Objective: Leave out the pictures and repeat the data exactly.

• • • • •

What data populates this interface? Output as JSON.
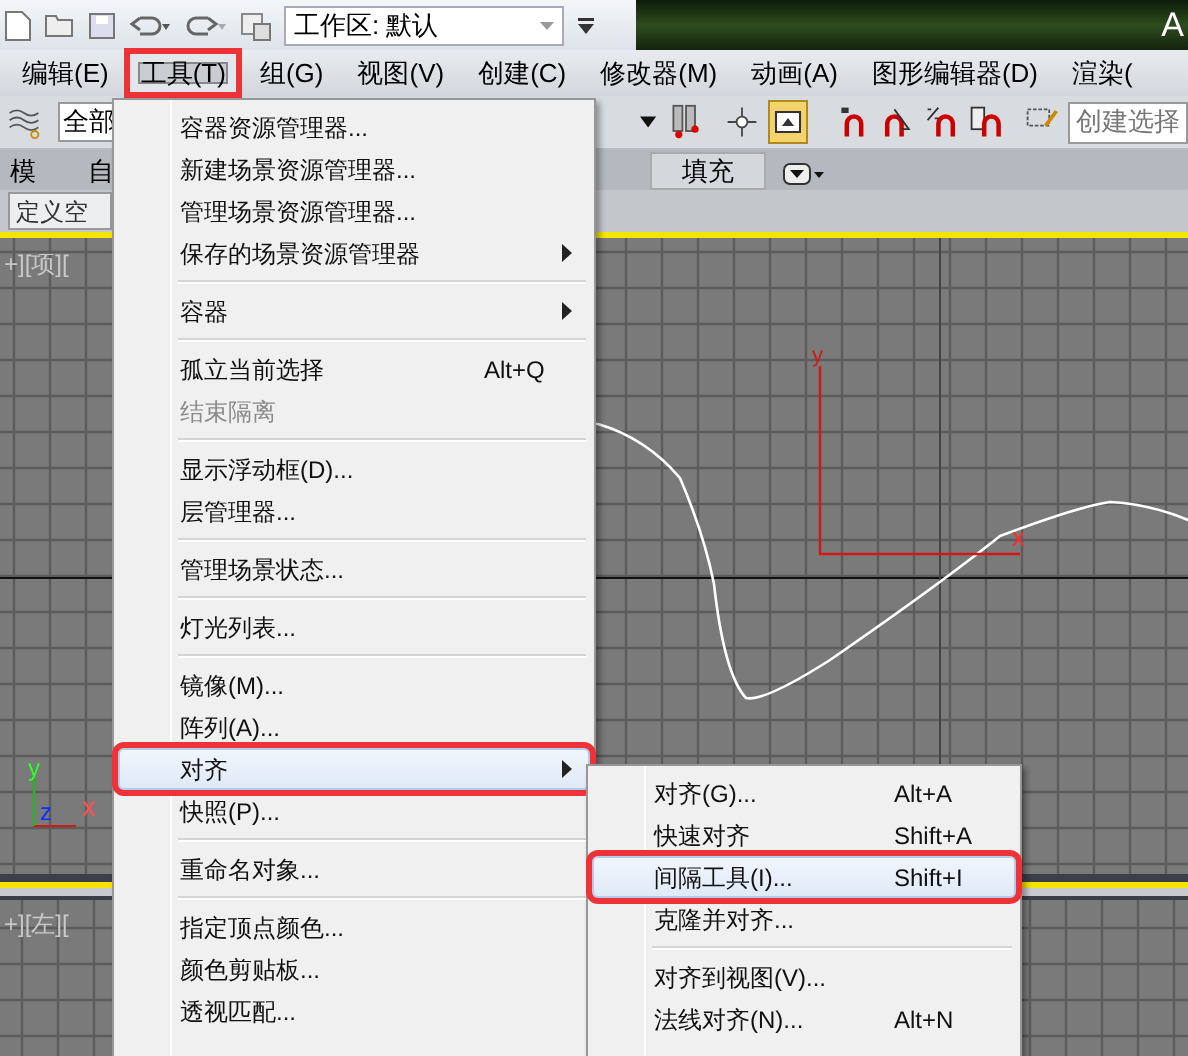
{
  "quick_access": {
    "workspace": "工作区: 默认"
  },
  "title_bar": {
    "title": "A"
  },
  "menu_bar": [
    {
      "label": "编辑(E)",
      "selected": false,
      "marked": false
    },
    {
      "label": "工具(T)",
      "selected": true,
      "marked": true
    },
    {
      "label": "组(G)",
      "selected": false,
      "marked": false
    },
    {
      "label": "视图(V)",
      "selected": false,
      "marked": false
    },
    {
      "label": "创建(C)",
      "selected": false,
      "marked": false
    },
    {
      "label": "修改器(M)",
      "selected": false,
      "marked": false
    },
    {
      "label": "动画(A)",
      "selected": false,
      "marked": false
    },
    {
      "label": "图形编辑器(D)",
      "selected": false,
      "marked": false
    },
    {
      "label": "渲染(",
      "selected": false,
      "marked": false
    }
  ],
  "toolbar": {
    "selection_filter": "全部",
    "named_selection": "创建选择"
  },
  "ribbon": {
    "tabs": [
      {
        "label": "模",
        "selected": false
      },
      {
        "label": "自",
        "selected": false
      },
      {
        "label": "填充",
        "selected": true
      }
    ]
  },
  "scene_tab": "定义空",
  "viewports": [
    {
      "label": "+][项][",
      "gizmo": [
        "y",
        "x"
      ],
      "corner_axes": [
        "y",
        "z",
        "x"
      ]
    },
    {
      "label": "+][左]["
    }
  ],
  "tools_menu": [
    {
      "kind": "item",
      "label": "容器资源管理器...",
      "has_submenu": false,
      "disabled": false,
      "selected": false,
      "marked": false
    },
    {
      "kind": "item",
      "label": "新建场景资源管理器...",
      "has_submenu": false,
      "disabled": false,
      "selected": false,
      "marked": false
    },
    {
      "kind": "item",
      "label": "管理场景资源管理器...",
      "has_submenu": false,
      "disabled": false,
      "selected": false,
      "marked": false
    },
    {
      "kind": "item",
      "label": "保存的场景资源管理器",
      "has_submenu": true,
      "disabled": false,
      "selected": false,
      "marked": false
    },
    {
      "kind": "separator"
    },
    {
      "kind": "item",
      "label": "容器",
      "has_submenu": true,
      "disabled": false,
      "selected": false,
      "marked": false
    },
    {
      "kind": "separator"
    },
    {
      "kind": "item",
      "label": "孤立当前选择",
      "shortcut": "Alt+Q",
      "has_submenu": false,
      "disabled": false,
      "selected": false,
      "marked": false
    },
    {
      "kind": "item",
      "label": "结束隔离",
      "has_submenu": false,
      "disabled": true,
      "selected": false,
      "marked": false
    },
    {
      "kind": "separator"
    },
    {
      "kind": "item",
      "label": "显示浮动框(D)...",
      "has_submenu": false,
      "disabled": false,
      "selected": false,
      "marked": false
    },
    {
      "kind": "item",
      "label": "层管理器...",
      "has_submenu": false,
      "disabled": false,
      "selected": false,
      "marked": false
    },
    {
      "kind": "separator"
    },
    {
      "kind": "item",
      "label": "管理场景状态...",
      "has_submenu": false,
      "disabled": false,
      "selected": false,
      "marked": false
    },
    {
      "kind": "separator"
    },
    {
      "kind": "item",
      "label": "灯光列表...",
      "has_submenu": false,
      "disabled": false,
      "selected": false,
      "marked": false
    },
    {
      "kind": "separator"
    },
    {
      "kind": "item",
      "label": "镜像(M)...",
      "has_submenu": false,
      "disabled": false,
      "selected": false,
      "marked": false
    },
    {
      "kind": "item",
      "label": "阵列(A)...",
      "has_submenu": false,
      "disabled": false,
      "selected": false,
      "marked": false
    },
    {
      "kind": "item",
      "label": "对齐",
      "has_submenu": true,
      "disabled": false,
      "selected": true,
      "marked": true
    },
    {
      "kind": "item",
      "label": "快照(P)...",
      "has_submenu": false,
      "disabled": false,
      "selected": false,
      "marked": false
    },
    {
      "kind": "separator"
    },
    {
      "kind": "item",
      "label": "重命名对象...",
      "has_submenu": false,
      "disabled": false,
      "selected": false,
      "marked": false
    },
    {
      "kind": "separator"
    },
    {
      "kind": "item",
      "label": "指定顶点颜色...",
      "has_submenu": false,
      "disabled": false,
      "selected": false,
      "marked": false
    },
    {
      "kind": "item",
      "label": "颜色剪贴板...",
      "has_submenu": false,
      "disabled": false,
      "selected": false,
      "marked": false
    },
    {
      "kind": "item",
      "label": "透视匹配...",
      "has_submenu": false,
      "disabled": false,
      "selected": false,
      "marked": false
    }
  ],
  "align_submenu": [
    {
      "kind": "item",
      "label": "对齐(G)...",
      "shortcut": "Alt+A",
      "has_submenu": false,
      "disabled": false,
      "selected": false,
      "marked": false
    },
    {
      "kind": "item",
      "label": "快速对齐",
      "shortcut": "Shift+A",
      "has_submenu": false,
      "disabled": false,
      "selected": false,
      "marked": false
    },
    {
      "kind": "item",
      "label": "间隔工具(I)...",
      "shortcut": "Shift+I",
      "has_submenu": false,
      "disabled": false,
      "selected": true,
      "marked": true
    },
    {
      "kind": "item",
      "label": "克隆并对齐...",
      "has_submenu": false,
      "disabled": false,
      "selected": false,
      "marked": false
    },
    {
      "kind": "separator"
    },
    {
      "kind": "item",
      "label": "对齐到视图(V)...",
      "has_submenu": false,
      "disabled": false,
      "selected": false,
      "marked": false
    },
    {
      "kind": "item",
      "label": "法线对齐(N)...",
      "shortcut": "Alt+N",
      "has_submenu": false,
      "disabled": false,
      "selected": false,
      "marked": false
    }
  ]
}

• • • • •

Solution below:
What data populates this interface? Output as JSON.
{
  "quick_access": {
    "workspace": "工作区: 默认"
  },
  "title_bar": {
    "title": "A"
  },
  "menu_bar": [
    {
      "label": "编辑(E)",
      "selected": false,
      "marked": false
    },
    {
      "label": "工具(T)",
      "selected": true,
      "marked": true
    },
    {
      "label": "组(G)",
      "selected": false,
      "marked": false
    },
    {
      "label": "视图(V)",
      "selected": false,
      "marked": false
    },
    {
      "label": "创建(C)",
      "selected": false,
      "marked": false
    },
    {
      "label": "修改器(M)",
      "selected": false,
      "marked": false
    },
    {
      "label": "动画(A)",
      "selected": false,
      "marked": false
    },
    {
      "label": "图形编辑器(D)",
      "selected": false,
      "marked": false
    },
    {
      "label": "渲染(",
      "selected": false,
      "marked": false
    }
  ],
  "toolbar": {
    "selection_filter": "全部",
    "named_selection": "创建选择"
  },
  "ribbon": {
    "tabs": [
      {
        "label": "模",
        "selected": false
      },
      {
        "label": "自",
        "selected": false
      },
      {
        "label": "填充",
        "selected": true
      }
    ]
  },
  "scene_tab": "定义空",
  "viewports": [
    {
      "label": "+][项][",
      "gizmo": [
        "y",
        "x"
      ],
      "corner_axes": [
        "y",
        "z",
        "x"
      ]
    },
    {
      "label": "+][左]["
    }
  ],
  "tools_menu": [
    {
      "kind": "item",
      "label": "容器资源管理器...",
      "has_submenu": false,
      "disabled": false,
      "selected": false,
      "marked": false
    },
    {
      "kind": "item",
      "label": "新建场景资源管理器...",
      "has_submenu": false,
      "disabled": false,
      "selected": false,
      "marked": false
    },
    {
      "kind": "item",
      "label": "管理场景资源管理器...",
      "has_submenu": false,
      "disabled": false,
      "selected": false,
      "marked": false
    },
    {
      "kind": "item",
      "label": "保存的场景资源管理器",
      "has_submenu": true,
      "disabled": false,
      "selected": false,
      "marked": false
    },
    {
      "kind": "separator"
    },
    {
      "kind": "item",
      "label": "容器",
      "has_submenu": true,
      "disabled": false,
      "selected": false,
      "marked": false
    },
    {
      "kind": "separator"
    },
    {
      "kind": "item",
      "label": "孤立当前选择",
      "shortcut": "Alt+Q",
      "has_submenu": false,
      "disabled": false,
      "selected": false,
      "marked": false
    },
    {
      "kind": "item",
      "label": "结束隔离",
      "has_submenu": false,
      "disabled": true,
      "selected": false,
      "marked": false
    },
    {
      "kind": "separator"
    },
    {
      "kind": "item",
      "label": "显示浮动框(D)...",
      "has_submenu": false,
      "disabled": false,
      "selected": false,
      "marked": false
    },
    {
      "kind": "item",
      "label": "层管理器...",
      "has_submenu": false,
      "disabled": false,
      "selected": false,
      "marked": false
    },
    {
      "kind": "separator"
    },
    {
      "kind": "item",
      "label": "管理场景状态...",
      "has_submenu": false,
      "disabled": false,
      "selected": false,
      "marked": false
    },
    {
      "kind": "separator"
    },
    {
      "kind": "item",
      "label": "灯光列表...",
      "has_submenu": false,
      "disabled": false,
      "selected": false,
      "marked": false
    },
    {
      "kind": "separator"
    },
    {
      "kind": "item",
      "label": "镜像(M)...",
      "has_submenu": false,
      "disabled": false,
      "selected": false,
      "marked": false
    },
    {
      "kind": "item",
      "label": "阵列(A)...",
      "has_submenu": false,
      "disabled": false,
      "selected": false,
      "marked": false
    },
    {
      "kind": "item",
      "label": "对齐",
      "has_submenu": true,
      "disabled": false,
      "selected": true,
      "marked": true
    },
    {
      "kind": "item",
      "label": "快照(P)...",
      "has_submenu": false,
      "disabled": false,
      "selected": false,
      "marked": false
    },
    {
      "kind": "separator"
    },
    {
      "kind": "item",
      "label": "重命名对象...",
      "has_submenu": false,
      "disabled": false,
      "selected": false,
      "marked": false
    },
    {
      "kind": "separator"
    },
    {
      "kind": "item",
      "label": "指定顶点颜色...",
      "has_submenu": false,
      "disabled": false,
      "selected": false,
      "marked": false
    },
    {
      "kind": "item",
      "label": "颜色剪贴板...",
      "has_submenu": false,
      "disabled": false,
      "selected": false,
      "marked": false
    },
    {
      "kind": "item",
      "label": "透视匹配...",
      "has_submenu": false,
      "disabled": false,
      "selected": false,
      "marked": false
    }
  ],
  "align_submenu": [
    {
      "kind": "item",
      "label": "对齐(G)...",
      "shortcut": "Alt+A",
      "has_submenu": false,
      "disabled": false,
      "selected": false,
      "marked": false
    },
    {
      "kind": "item",
      "label": "快速对齐",
      "shortcut": "Shift+A",
      "has_submenu": false,
      "disabled": false,
      "selected": false,
      "marked": false
    },
    {
      "kind": "item",
      "label": "间隔工具(I)...",
      "shortcut": "Shift+I",
      "has_submenu": false,
      "disabled": false,
      "selected": true,
      "marked": true
    },
    {
      "kind": "item",
      "label": "克隆并对齐...",
      "has_submenu": false,
      "disabled": false,
      "selected": false,
      "marked": false
    },
    {
      "kind": "separator"
    },
    {
      "kind": "item",
      "label": "对齐到视图(V)...",
      "has_submenu": false,
      "disabled": false,
      "selected": false,
      "marked": false
    },
    {
      "kind": "item",
      "label": "法线对齐(N)...",
      "shortcut": "Alt+N",
      "has_submenu": false,
      "disabled": false,
      "selected": false,
      "marked": false
    }
  ]
}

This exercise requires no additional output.